WHAT THIS TASK INVOLVES >>
Please repeat all of the listing exactly.

SUPPLIED DATA >>
════════════════════

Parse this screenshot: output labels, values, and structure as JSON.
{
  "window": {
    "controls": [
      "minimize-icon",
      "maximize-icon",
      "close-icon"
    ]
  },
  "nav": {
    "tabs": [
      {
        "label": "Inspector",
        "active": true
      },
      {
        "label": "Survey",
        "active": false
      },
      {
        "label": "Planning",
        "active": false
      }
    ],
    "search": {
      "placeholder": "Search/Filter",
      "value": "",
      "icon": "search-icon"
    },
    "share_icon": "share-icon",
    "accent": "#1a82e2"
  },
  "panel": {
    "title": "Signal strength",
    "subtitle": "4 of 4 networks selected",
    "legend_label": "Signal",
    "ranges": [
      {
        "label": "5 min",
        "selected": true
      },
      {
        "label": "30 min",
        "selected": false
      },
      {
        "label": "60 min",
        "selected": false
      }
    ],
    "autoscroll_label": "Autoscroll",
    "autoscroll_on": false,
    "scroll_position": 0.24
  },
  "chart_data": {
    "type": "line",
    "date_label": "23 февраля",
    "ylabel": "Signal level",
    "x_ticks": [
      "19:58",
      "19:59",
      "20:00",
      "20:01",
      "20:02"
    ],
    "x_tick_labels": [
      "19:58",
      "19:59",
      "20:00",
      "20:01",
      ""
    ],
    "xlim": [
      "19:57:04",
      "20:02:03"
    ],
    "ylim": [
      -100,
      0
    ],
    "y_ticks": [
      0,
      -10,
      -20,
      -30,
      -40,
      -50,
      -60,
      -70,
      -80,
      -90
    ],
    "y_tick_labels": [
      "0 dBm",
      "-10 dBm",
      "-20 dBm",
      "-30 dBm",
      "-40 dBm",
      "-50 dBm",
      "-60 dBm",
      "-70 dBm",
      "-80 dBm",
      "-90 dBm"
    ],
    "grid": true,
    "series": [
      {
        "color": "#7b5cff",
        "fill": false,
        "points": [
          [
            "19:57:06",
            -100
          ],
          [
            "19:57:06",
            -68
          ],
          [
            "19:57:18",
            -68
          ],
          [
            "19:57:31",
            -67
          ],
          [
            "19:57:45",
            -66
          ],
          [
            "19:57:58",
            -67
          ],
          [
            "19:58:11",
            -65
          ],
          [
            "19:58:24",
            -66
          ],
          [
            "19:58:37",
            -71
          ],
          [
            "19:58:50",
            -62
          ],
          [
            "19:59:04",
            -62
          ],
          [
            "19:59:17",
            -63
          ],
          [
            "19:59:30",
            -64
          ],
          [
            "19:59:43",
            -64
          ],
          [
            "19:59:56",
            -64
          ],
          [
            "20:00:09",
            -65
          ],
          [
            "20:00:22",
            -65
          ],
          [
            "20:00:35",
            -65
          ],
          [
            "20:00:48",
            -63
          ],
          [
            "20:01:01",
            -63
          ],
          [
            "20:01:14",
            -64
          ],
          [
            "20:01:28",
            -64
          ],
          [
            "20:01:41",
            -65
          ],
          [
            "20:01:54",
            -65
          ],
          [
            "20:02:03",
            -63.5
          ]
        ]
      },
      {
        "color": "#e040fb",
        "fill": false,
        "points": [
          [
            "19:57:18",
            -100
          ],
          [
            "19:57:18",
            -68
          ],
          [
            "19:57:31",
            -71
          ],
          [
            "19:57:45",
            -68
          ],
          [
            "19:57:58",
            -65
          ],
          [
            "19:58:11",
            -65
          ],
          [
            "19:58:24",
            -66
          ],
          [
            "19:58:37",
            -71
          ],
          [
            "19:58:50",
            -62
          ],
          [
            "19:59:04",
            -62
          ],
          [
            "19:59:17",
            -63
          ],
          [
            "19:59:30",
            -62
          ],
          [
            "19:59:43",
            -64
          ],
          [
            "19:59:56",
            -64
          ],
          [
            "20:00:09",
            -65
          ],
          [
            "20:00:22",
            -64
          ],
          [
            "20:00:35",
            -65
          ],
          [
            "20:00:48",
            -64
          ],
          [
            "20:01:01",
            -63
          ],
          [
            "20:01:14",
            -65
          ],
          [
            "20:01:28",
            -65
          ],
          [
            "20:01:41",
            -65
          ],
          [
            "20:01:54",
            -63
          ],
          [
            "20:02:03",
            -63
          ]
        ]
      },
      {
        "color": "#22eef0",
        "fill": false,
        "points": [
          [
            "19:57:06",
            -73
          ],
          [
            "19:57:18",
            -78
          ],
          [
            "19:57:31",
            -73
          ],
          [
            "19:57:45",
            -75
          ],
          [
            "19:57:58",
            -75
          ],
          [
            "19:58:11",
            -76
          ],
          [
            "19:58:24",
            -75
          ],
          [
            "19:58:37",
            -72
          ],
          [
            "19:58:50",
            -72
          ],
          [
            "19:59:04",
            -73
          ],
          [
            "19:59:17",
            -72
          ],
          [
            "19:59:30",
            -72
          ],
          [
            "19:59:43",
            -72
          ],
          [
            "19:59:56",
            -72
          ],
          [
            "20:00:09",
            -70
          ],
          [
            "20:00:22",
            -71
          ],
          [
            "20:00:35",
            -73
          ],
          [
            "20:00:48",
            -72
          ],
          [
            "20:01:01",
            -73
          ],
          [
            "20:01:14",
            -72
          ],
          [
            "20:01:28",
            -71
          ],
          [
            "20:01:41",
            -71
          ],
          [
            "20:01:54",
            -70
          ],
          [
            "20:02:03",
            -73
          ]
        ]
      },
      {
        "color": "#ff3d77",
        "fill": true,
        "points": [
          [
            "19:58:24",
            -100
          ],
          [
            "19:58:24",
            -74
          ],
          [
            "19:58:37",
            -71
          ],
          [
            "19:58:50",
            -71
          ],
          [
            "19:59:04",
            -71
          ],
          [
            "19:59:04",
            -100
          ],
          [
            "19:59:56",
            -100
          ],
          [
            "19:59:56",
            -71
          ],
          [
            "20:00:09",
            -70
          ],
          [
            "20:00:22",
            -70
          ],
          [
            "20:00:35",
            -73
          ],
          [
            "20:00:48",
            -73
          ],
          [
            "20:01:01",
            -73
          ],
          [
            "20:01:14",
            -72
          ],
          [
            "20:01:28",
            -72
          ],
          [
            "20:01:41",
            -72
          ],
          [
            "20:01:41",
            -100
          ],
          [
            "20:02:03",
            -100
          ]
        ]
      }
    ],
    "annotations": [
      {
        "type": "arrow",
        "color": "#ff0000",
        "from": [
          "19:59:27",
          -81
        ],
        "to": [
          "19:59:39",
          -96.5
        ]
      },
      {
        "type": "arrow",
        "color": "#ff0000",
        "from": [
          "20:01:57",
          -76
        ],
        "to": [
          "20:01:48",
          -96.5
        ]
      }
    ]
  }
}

════════════════════

RESULT OF THE EXERCISE >>
Parse this screenshot: output labels, values, and structure as JSON.
{
  "window": {
    "controls": [
      "minimize-icon",
      "maximize-icon",
      "close-icon"
    ]
  },
  "nav": {
    "tabs": [
      {
        "label": "Inspector",
        "active": true
      },
      {
        "label": "Survey",
        "active": false
      },
      {
        "label": "Planning",
        "active": false
      }
    ],
    "search": {
      "placeholder": "Search/Filter",
      "value": "",
      "icon": "search-icon"
    },
    "share_icon": "share-icon",
    "accent": "#1a82e2"
  },
  "panel": {
    "title": "Signal strength",
    "subtitle": "4 of 4 networks selected",
    "legend_label": "Signal",
    "ranges": [
      {
        "label": "5 min",
        "selected": true
      },
      {
        "label": "30 min",
        "selected": false
      },
      {
        "label": "60 min",
        "selected": false
      }
    ],
    "autoscroll_label": "Autoscroll",
    "autoscroll_on": false,
    "scroll_position": 0.24
  },
  "chart_data": {
    "type": "line",
    "date_label": "23 февраля",
    "ylabel": "Signal level",
    "x_ticks": [
      "19:58",
      "19:59",
      "20:00",
      "20:01",
      "20:02"
    ],
    "x_tick_labels": [
      "19:58",
      "19:59",
      "20:00",
      "20:01",
      ""
    ],
    "xlim": [
      "19:57:04",
      "20:02:03"
    ],
    "ylim": [
      -100,
      0
    ],
    "y_ticks": [
      0,
      -10,
      -20,
      -30,
      -40,
      -50,
      -60,
      -70,
      -80,
      -90
    ],
    "y_tick_labels": [
      "0 dBm",
      "-10 dBm",
      "-20 dBm",
      "-30 dBm",
      "-40 dBm",
      "-50 dBm",
      "-60 dBm",
      "-70 dBm",
      "-80 dBm",
      "-90 dBm"
    ],
    "grid": true,
    "series": [
      {
        "color": "#7b5cff",
        "fill": false,
        "points": [
          [
            "19:57:06",
            -100
          ],
          [
            "19:57:06",
            -68
          ],
          [
            "19:57:18",
            -68
          ],
          [
            "19:57:31",
            -67
          ],
          [
            "19:57:45",
            -66
          ],
          [
            "19:57:58",
            -67
          ],
          [
            "19:58:11",
            -65
          ],
          [
            "19:58:24",
            -66
          ],
          [
            "19:58:37",
            -71
          ],
          [
            "19:58:50",
            -62
          ],
          [
            "19:59:04",
            -62
          ],
          [
            "19:59:17",
            -63
          ],
          [
            "19:59:30",
            -64
          ],
          [
            "19:59:43",
            -64
          ],
          [
            "19:59:56",
            -64
          ],
          [
            "20:00:09",
            -65
          ],
          [
            "20:00:22",
            -65
          ],
          [
            "20:00:35",
            -65
          ],
          [
            "20:00:48",
            -63
          ],
          [
            "20:01:01",
            -63
          ],
          [
            "20:01:14",
            -64
          ],
          [
            "20:01:28",
            -64
          ],
          [
            "20:01:41",
            -65
          ],
          [
            "20:01:54",
            -65
          ],
          [
            "20:02:03",
            -63.5
          ]
        ]
      },
      {
        "color": "#e040fb",
        "fill": false,
        "points": [
          [
            "19:57:18",
            -100
          ],
          [
            "19:57:18",
            -68
          ],
          [
            "19:57:31",
            -71
          ],
          [
            "19:57:45",
            -68
          ],
          [
            "19:57:58",
            -65
          ],
          [
            "19:58:11",
            -65
          ],
          [
            "19:58:24",
            -66
          ],
          [
            "19:58:37",
            -71
          ],
          [
            "19:58:50",
            -62
          ],
          [
            "19:59:04",
            -62
          ],
          [
            "19:59:17",
            -63
          ],
          [
            "19:59:30",
            -62
          ],
          [
            "19:59:43",
            -64
          ],
          [
            "19:59:56",
            -64
          ],
          [
            "20:00:09",
            -65
          ],
          [
            "20:00:22",
            -64
          ],
          [
            "20:00:35",
            -65
          ],
          [
            "20:00:48",
            -64
          ],
          [
            "20:01:01",
            -63
          ],
          [
            "20:01:14",
            -65
          ],
          [
            "20:01:28",
            -65
          ],
          [
            "20:01:41",
            -65
          ],
          [
            "20:01:54",
            -63
          ],
          [
            "20:02:03",
            -63
          ]
        ]
      },
      {
        "color": "#22eef0",
        "fill": false,
        "points": [
          [
            "19:57:06",
            -73
          ],
          [
            "19:57:18",
            -78
          ],
          [
            "19:57:31",
            -73
          ],
          [
            "19:57:45",
            -75
          ],
          [
            "19:57:58",
            -75
          ],
          [
            "19:58:11",
            -76
          ],
          [
            "19:58:24",
            -75
          ],
          [
            "19:58:37",
            -72
          ],
          [
            "19:58:50",
            -72
          ],
          [
            "19:59:04",
            -73
          ],
          [
            "19:59:17",
            -72
          ],
          [
            "19:59:30",
            -72
          ],
          [
            "19:59:43",
            -72
          ],
          [
            "19:59:56",
            -72
          ],
          [
            "20:00:09",
            -70
          ],
          [
            "20:00:22",
            -71
          ],
          [
            "20:00:35",
            -73
          ],
          [
            "20:00:48",
            -72
          ],
          [
            "20:01:01",
            -73
          ],
          [
            "20:01:14",
            -72
          ],
          [
            "20:01:28",
            -71
          ],
          [
            "20:01:41",
            -71
          ],
          [
            "20:01:54",
            -70
          ],
          [
            "20:02:03",
            -73
          ]
        ]
      },
      {
        "color": "#ff3d77",
        "fill": true,
        "points": [
          [
            "19:58:24",
            -100
          ],
          [
            "19:58:24",
            -74
          ],
          [
            "19:58:37",
            -71
          ],
          [
            "19:58:50",
            -71
          ],
          [
            "19:59:04",
            -71
          ],
          [
            "19:59:04",
            -100
          ],
          [
            "19:59:56",
            -100
          ],
          [
            "19:59:56",
            -71
          ],
          [
            "20:00:09",
            -70
          ],
          [
            "20:00:22",
            -70
          ],
          [
            "20:00:35",
            -73
          ],
          [
            "20:00:48",
            -73
          ],
          [
            "20:01:01",
            -73
          ],
          [
            "20:01:14",
            -72
          ],
          [
            "20:01:28",
            -72
          ],
          [
            "20:01:41",
            -72
          ],
          [
            "20:01:41",
            -100
          ],
          [
            "20:02:03",
            -100
          ]
        ]
      }
    ],
    "annotations": [
      {
        "type": "arrow",
        "color": "#ff0000",
        "from": [
          "19:59:27",
          -81
        ],
        "to": [
          "19:59:39",
          -96.5
        ]
      },
      {
        "type": "arrow",
        "color": "#ff0000",
        "from": [
          "20:01:57",
          -76
        ],
        "to": [
          "20:01:48",
          -96.5
        ]
      }
    ]
  }
}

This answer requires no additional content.